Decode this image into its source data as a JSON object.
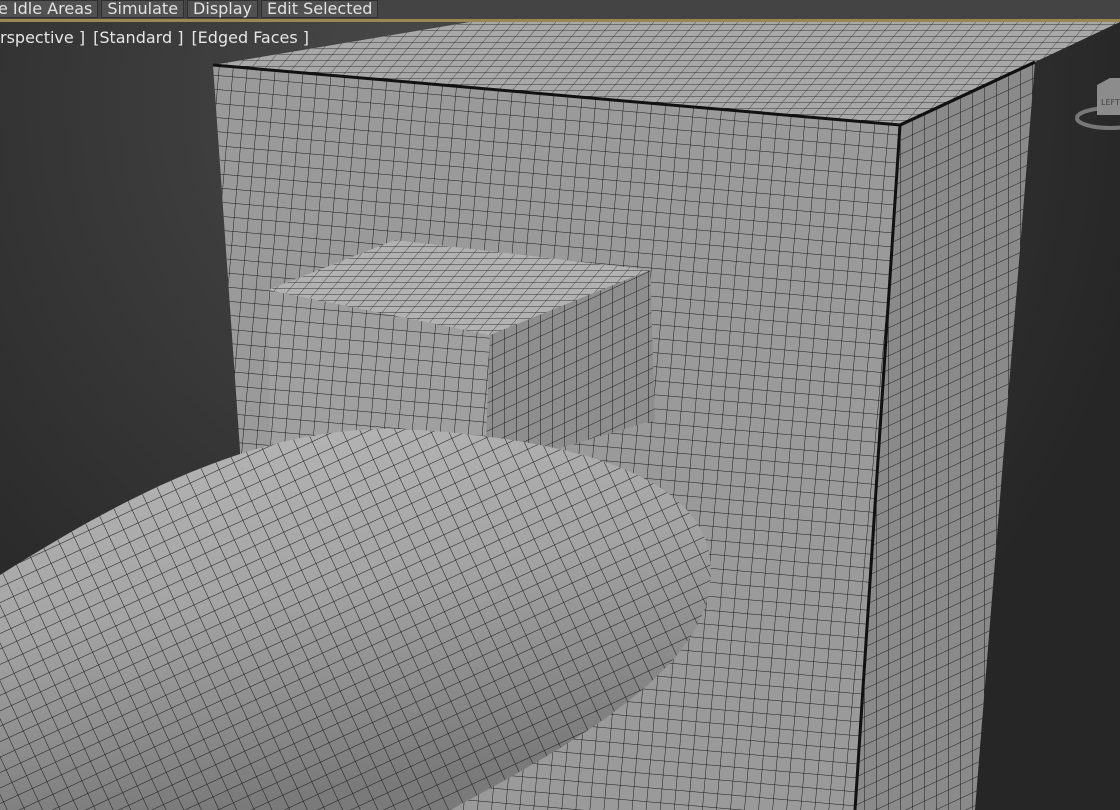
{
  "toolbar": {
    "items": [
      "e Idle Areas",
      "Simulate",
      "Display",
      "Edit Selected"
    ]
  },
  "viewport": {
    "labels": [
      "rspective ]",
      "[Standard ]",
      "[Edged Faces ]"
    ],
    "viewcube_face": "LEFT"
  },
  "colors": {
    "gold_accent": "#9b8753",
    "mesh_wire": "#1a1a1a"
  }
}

* * *

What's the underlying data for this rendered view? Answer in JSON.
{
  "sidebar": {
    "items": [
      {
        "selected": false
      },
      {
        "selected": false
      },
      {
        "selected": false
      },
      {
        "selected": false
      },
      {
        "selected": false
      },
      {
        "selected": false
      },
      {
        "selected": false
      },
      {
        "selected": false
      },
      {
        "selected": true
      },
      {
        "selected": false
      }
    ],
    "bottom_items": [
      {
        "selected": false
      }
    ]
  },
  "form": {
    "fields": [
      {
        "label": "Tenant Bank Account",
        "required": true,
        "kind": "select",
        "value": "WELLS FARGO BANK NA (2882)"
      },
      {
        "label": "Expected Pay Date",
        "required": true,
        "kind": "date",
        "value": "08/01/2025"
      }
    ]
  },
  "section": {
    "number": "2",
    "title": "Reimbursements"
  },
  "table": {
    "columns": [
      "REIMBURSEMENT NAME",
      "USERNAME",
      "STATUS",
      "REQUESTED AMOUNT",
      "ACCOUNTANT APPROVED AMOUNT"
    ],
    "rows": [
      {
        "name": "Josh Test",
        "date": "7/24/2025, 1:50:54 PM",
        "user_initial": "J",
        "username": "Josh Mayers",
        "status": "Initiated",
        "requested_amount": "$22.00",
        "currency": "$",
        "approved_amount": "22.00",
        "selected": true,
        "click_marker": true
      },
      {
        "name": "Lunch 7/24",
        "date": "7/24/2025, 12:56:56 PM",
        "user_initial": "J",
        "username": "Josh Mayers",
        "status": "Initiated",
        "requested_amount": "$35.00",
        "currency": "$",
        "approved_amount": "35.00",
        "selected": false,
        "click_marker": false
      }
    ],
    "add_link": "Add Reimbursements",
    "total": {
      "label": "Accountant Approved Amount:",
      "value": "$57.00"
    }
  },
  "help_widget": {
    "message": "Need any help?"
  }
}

[Instructions for the task]: Only lines that contain the word "value" are wanted; copy each of them.

[Correct output]:
        "value": "WELLS FARGO BANK NA (2882)"
        "value": "08/01/2025"
      "value": "$57.00"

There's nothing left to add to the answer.